• PROBLEM STATEMENT
What follows is a set of entries. Repeat them exactly, but not their pictures.

********

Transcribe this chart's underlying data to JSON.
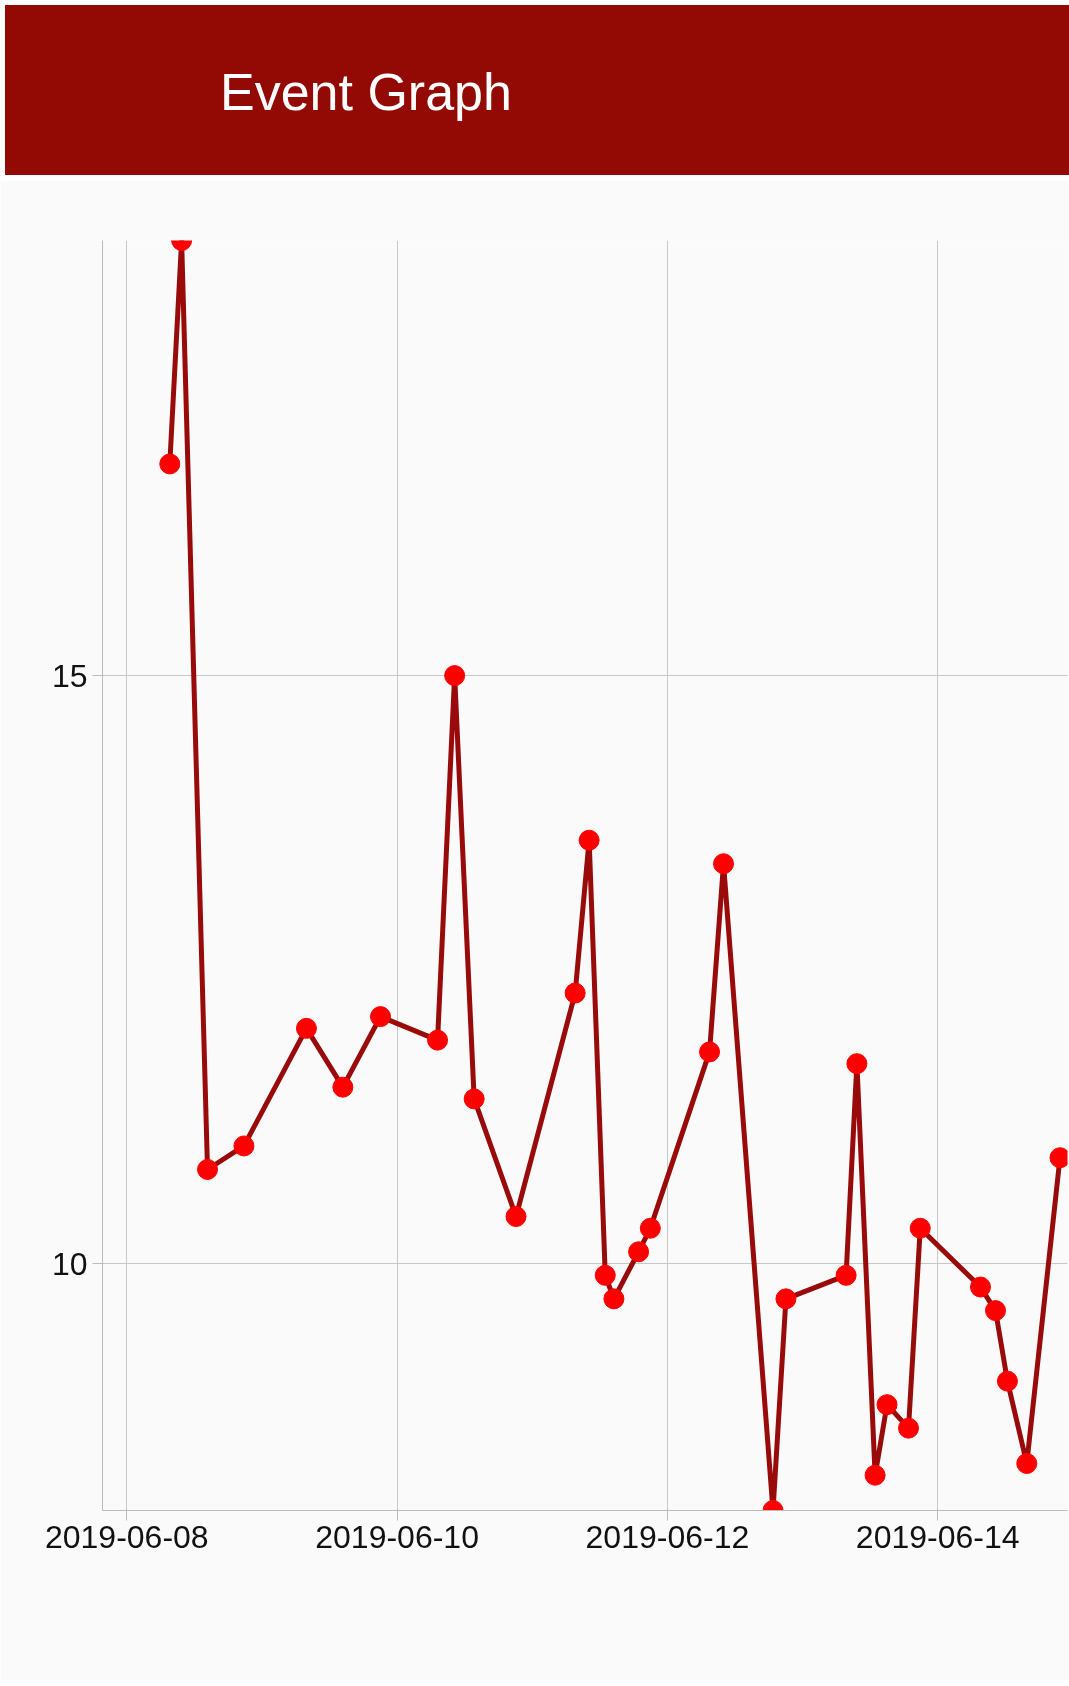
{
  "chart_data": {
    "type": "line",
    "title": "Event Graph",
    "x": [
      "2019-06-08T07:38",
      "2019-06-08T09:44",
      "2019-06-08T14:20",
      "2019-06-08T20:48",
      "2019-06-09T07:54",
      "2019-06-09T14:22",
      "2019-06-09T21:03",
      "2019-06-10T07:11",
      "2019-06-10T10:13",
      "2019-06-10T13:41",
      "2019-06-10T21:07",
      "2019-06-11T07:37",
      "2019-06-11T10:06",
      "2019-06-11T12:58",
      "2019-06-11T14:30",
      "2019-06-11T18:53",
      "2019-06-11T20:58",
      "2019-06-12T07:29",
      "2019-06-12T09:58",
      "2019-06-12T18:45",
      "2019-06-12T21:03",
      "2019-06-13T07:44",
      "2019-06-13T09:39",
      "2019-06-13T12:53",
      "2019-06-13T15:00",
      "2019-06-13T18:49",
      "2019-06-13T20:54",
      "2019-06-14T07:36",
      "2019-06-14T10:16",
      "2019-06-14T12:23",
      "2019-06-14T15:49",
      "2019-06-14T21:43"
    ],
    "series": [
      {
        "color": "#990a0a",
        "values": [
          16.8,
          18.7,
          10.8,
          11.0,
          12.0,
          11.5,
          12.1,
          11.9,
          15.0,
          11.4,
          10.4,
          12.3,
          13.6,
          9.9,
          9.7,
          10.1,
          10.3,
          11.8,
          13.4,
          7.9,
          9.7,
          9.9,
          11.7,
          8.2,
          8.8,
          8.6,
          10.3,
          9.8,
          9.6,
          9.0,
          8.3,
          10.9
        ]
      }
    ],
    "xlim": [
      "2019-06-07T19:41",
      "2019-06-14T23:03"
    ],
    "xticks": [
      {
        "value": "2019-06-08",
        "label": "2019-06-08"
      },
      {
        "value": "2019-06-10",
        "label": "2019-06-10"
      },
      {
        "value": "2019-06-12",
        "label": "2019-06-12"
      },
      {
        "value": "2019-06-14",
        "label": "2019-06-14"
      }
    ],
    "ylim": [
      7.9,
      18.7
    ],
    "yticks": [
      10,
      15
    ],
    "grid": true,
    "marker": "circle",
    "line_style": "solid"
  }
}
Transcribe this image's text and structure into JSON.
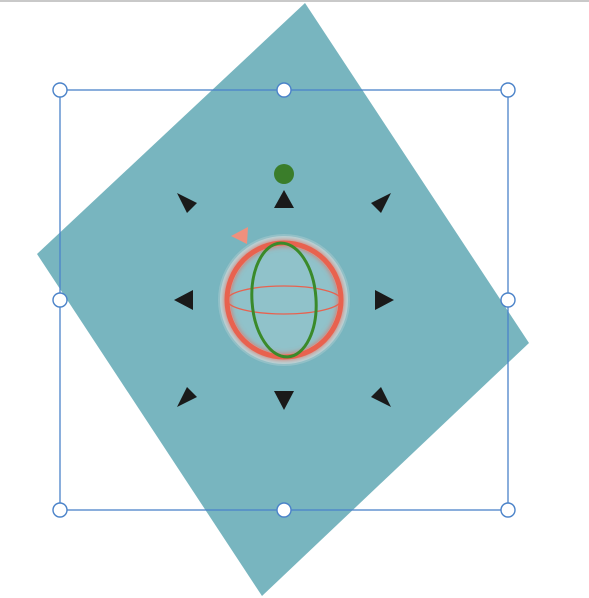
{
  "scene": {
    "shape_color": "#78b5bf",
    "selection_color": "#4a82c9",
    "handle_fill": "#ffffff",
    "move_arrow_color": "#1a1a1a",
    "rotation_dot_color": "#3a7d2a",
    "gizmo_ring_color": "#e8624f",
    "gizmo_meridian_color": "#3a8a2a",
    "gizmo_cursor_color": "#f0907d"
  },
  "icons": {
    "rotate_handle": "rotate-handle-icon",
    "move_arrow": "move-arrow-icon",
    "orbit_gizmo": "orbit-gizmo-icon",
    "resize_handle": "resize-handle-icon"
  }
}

********

• FULL SOLUTION
Transcribe this chart's underlying data to JSON.
{
  "chart_data": {
    "type": "line",
    "title": "Event Graph",
    "x": [
      "2019-06-08T07:38",
      "2019-06-08T09:44",
      "2019-06-08T14:20",
      "2019-06-08T20:48",
      "2019-06-09T07:54",
      "2019-06-09T14:22",
      "2019-06-09T21:03",
      "2019-06-10T07:11",
      "2019-06-10T10:13",
      "2019-06-10T13:41",
      "2019-06-10T21:07",
      "2019-06-11T07:37",
      "2019-06-11T10:06",
      "2019-06-11T12:58",
      "2019-06-11T14:30",
      "2019-06-11T18:53",
      "2019-06-11T20:58",
      "2019-06-12T07:29",
      "2019-06-12T09:58",
      "2019-06-12T18:45",
      "2019-06-12T21:03",
      "2019-06-13T07:44",
      "2019-06-13T09:39",
      "2019-06-13T12:53",
      "2019-06-13T15:00",
      "2019-06-13T18:49",
      "2019-06-13T20:54",
      "2019-06-14T07:36",
      "2019-06-14T10:16",
      "2019-06-14T12:23",
      "2019-06-14T15:49",
      "2019-06-14T21:43"
    ],
    "series": [
      {
        "color": "#990a0a",
        "values": [
          16.8,
          18.7,
          10.8,
          11.0,
          12.0,
          11.5,
          12.1,
          11.9,
          15.0,
          11.4,
          10.4,
          12.3,
          13.6,
          9.9,
          9.7,
          10.1,
          10.3,
          11.8,
          13.4,
          7.9,
          9.7,
          9.9,
          11.7,
          8.2,
          8.8,
          8.6,
          10.3,
          9.8,
          9.6,
          9.0,
          8.3,
          10.9
        ]
      }
    ],
    "xlim": [
      "2019-06-07T19:41",
      "2019-06-14T23:03"
    ],
    "xticks": [
      {
        "value": "2019-06-08",
        "label": "2019-06-08"
      },
      {
        "value": "2019-06-10",
        "label": "2019-06-10"
      },
      {
        "value": "2019-06-12",
        "label": "2019-06-12"
      },
      {
        "value": "2019-06-14",
        "label": "2019-06-14"
      }
    ],
    "ylim": [
      7.9,
      18.7
    ],
    "yticks": [
      10,
      15
    ],
    "grid": true,
    "marker": "circle",
    "line_style": "solid"
  }
}
Transcribe this image's text and structure into JSON.
{
  "scene": {
    "shape_color": "#78b5bf",
    "selection_color": "#4a82c9",
    "handle_fill": "#ffffff",
    "move_arrow_color": "#1a1a1a",
    "rotation_dot_color": "#3a7d2a",
    "gizmo_ring_color": "#e8624f",
    "gizmo_meridian_color": "#3a8a2a",
    "gizmo_cursor_color": "#f0907d"
  },
  "icons": {
    "rotate_handle": "rotate-handle-icon",
    "move_arrow": "move-arrow-icon",
    "orbit_gizmo": "orbit-gizmo-icon",
    "resize_handle": "resize-handle-icon"
  }
}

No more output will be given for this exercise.